Rows from a figure dataset:
======

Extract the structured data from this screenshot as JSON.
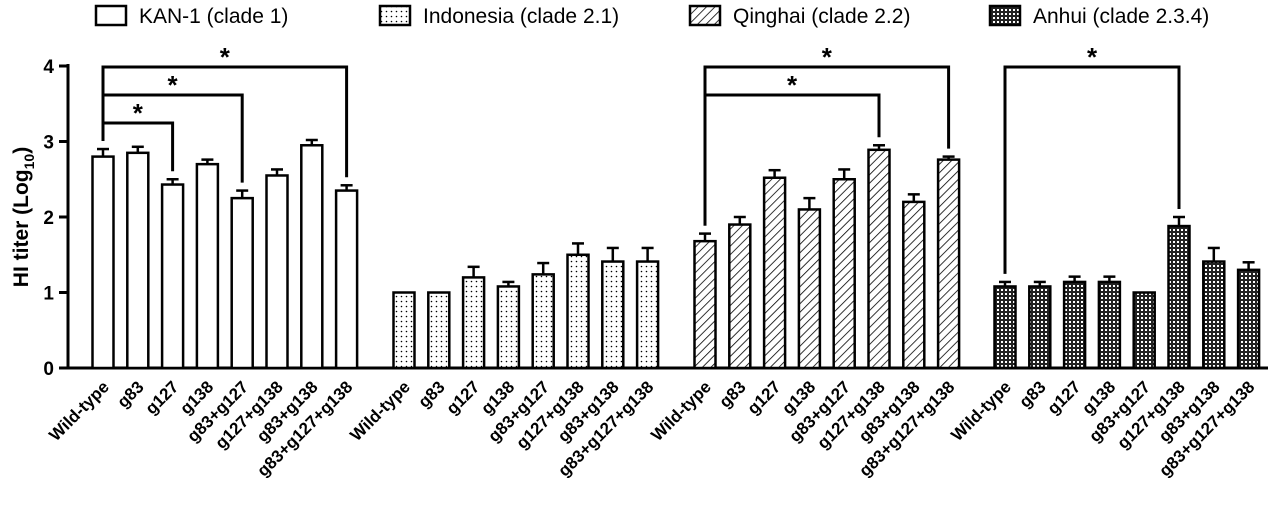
{
  "chart_data": {
    "type": "bar",
    "ylabel": "HI titer (Log",
    "ylabel_subscript": "10",
    "ylabel_suffix": ")",
    "ylim": [
      0,
      4
    ],
    "yticks": [
      "0",
      "1",
      "2",
      "3",
      "4"
    ],
    "legend_position": "top",
    "categories": [
      "Wild-type",
      "g83",
      "g127",
      "g138",
      "g83+g127",
      "g127+g138",
      "g83+g138",
      "g83+g127+g138"
    ],
    "series": [
      {
        "name": "KAN-1 (clade 1)",
        "pattern": "open",
        "values": [
          2.8,
          2.85,
          2.43,
          2.7,
          2.25,
          2.55,
          2.95,
          2.35
        ],
        "errors": [
          0.1,
          0.08,
          0.07,
          0.06,
          0.1,
          0.08,
          0.07,
          0.07
        ],
        "significance": [
          {
            "from": "Wild-type",
            "to": "g127",
            "label": "*"
          },
          {
            "from": "Wild-type",
            "to": "g83+g127",
            "label": "*"
          },
          {
            "from": "Wild-type",
            "to": "g83+g127+g138",
            "label": "*"
          }
        ]
      },
      {
        "name": "Indonesia (clade  2.1)",
        "pattern": "dots",
        "values": [
          1.0,
          1.0,
          1.2,
          1.08,
          1.24,
          1.5,
          1.41,
          1.41
        ],
        "errors": [
          0.0,
          0.0,
          0.14,
          0.06,
          0.15,
          0.15,
          0.18,
          0.18
        ],
        "significance": []
      },
      {
        "name": "Qinghai (clade 2.2)",
        "pattern": "hatch",
        "values": [
          1.68,
          1.9,
          2.52,
          2.1,
          2.5,
          2.89,
          2.2,
          2.76
        ],
        "errors": [
          0.1,
          0.1,
          0.1,
          0.15,
          0.13,
          0.06,
          0.1,
          0.04
        ],
        "significance": [
          {
            "from": "Wild-type",
            "to": "g127+g138",
            "label": "*"
          },
          {
            "from": "Wild-type",
            "to": "g83+g127+g138",
            "label": "*"
          }
        ]
      },
      {
        "name": "Anhui (clade 2.3.4)",
        "pattern": "grid",
        "values": [
          1.08,
          1.08,
          1.14,
          1.14,
          1.0,
          1.88,
          1.41,
          1.3
        ],
        "errors": [
          0.06,
          0.06,
          0.07,
          0.07,
          0.0,
          0.12,
          0.18,
          0.1
        ],
        "significance": [
          {
            "from": "Wild-type",
            "to": "g127+g138",
            "label": "*"
          }
        ]
      }
    ]
  }
}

======

## DIRECTION
Set every line down exactly as written, leaving each picture out.

## RESULT FOR THIS EXERCISE
Extract the structured data from this screenshot as JSON.
{
  "chart_data": {
    "type": "bar",
    "ylabel": "HI titer (Log",
    "ylabel_subscript": "10",
    "ylabel_suffix": ")",
    "ylim": [
      0,
      4
    ],
    "yticks": [
      "0",
      "1",
      "2",
      "3",
      "4"
    ],
    "legend_position": "top",
    "categories": [
      "Wild-type",
      "g83",
      "g127",
      "g138",
      "g83+g127",
      "g127+g138",
      "g83+g138",
      "g83+g127+g138"
    ],
    "series": [
      {
        "name": "KAN-1 (clade 1)",
        "pattern": "open",
        "values": [
          2.8,
          2.85,
          2.43,
          2.7,
          2.25,
          2.55,
          2.95,
          2.35
        ],
        "errors": [
          0.1,
          0.08,
          0.07,
          0.06,
          0.1,
          0.08,
          0.07,
          0.07
        ],
        "significance": [
          {
            "from": "Wild-type",
            "to": "g127",
            "label": "*"
          },
          {
            "from": "Wild-type",
            "to": "g83+g127",
            "label": "*"
          },
          {
            "from": "Wild-type",
            "to": "g83+g127+g138",
            "label": "*"
          }
        ]
      },
      {
        "name": "Indonesia (clade  2.1)",
        "pattern": "dots",
        "values": [
          1.0,
          1.0,
          1.2,
          1.08,
          1.24,
          1.5,
          1.41,
          1.41
        ],
        "errors": [
          0.0,
          0.0,
          0.14,
          0.06,
          0.15,
          0.15,
          0.18,
          0.18
        ],
        "significance": []
      },
      {
        "name": "Qinghai (clade 2.2)",
        "pattern": "hatch",
        "values": [
          1.68,
          1.9,
          2.52,
          2.1,
          2.5,
          2.89,
          2.2,
          2.76
        ],
        "errors": [
          0.1,
          0.1,
          0.1,
          0.15,
          0.13,
          0.06,
          0.1,
          0.04
        ],
        "significance": [
          {
            "from": "Wild-type",
            "to": "g127+g138",
            "label": "*"
          },
          {
            "from": "Wild-type",
            "to": "g83+g127+g138",
            "label": "*"
          }
        ]
      },
      {
        "name": "Anhui (clade 2.3.4)",
        "pattern": "grid",
        "values": [
          1.08,
          1.08,
          1.14,
          1.14,
          1.0,
          1.88,
          1.41,
          1.3
        ],
        "errors": [
          0.06,
          0.06,
          0.07,
          0.07,
          0.0,
          0.12,
          0.18,
          0.1
        ],
        "significance": [
          {
            "from": "Wild-type",
            "to": "g127+g138",
            "label": "*"
          }
        ]
      }
    ]
  }
}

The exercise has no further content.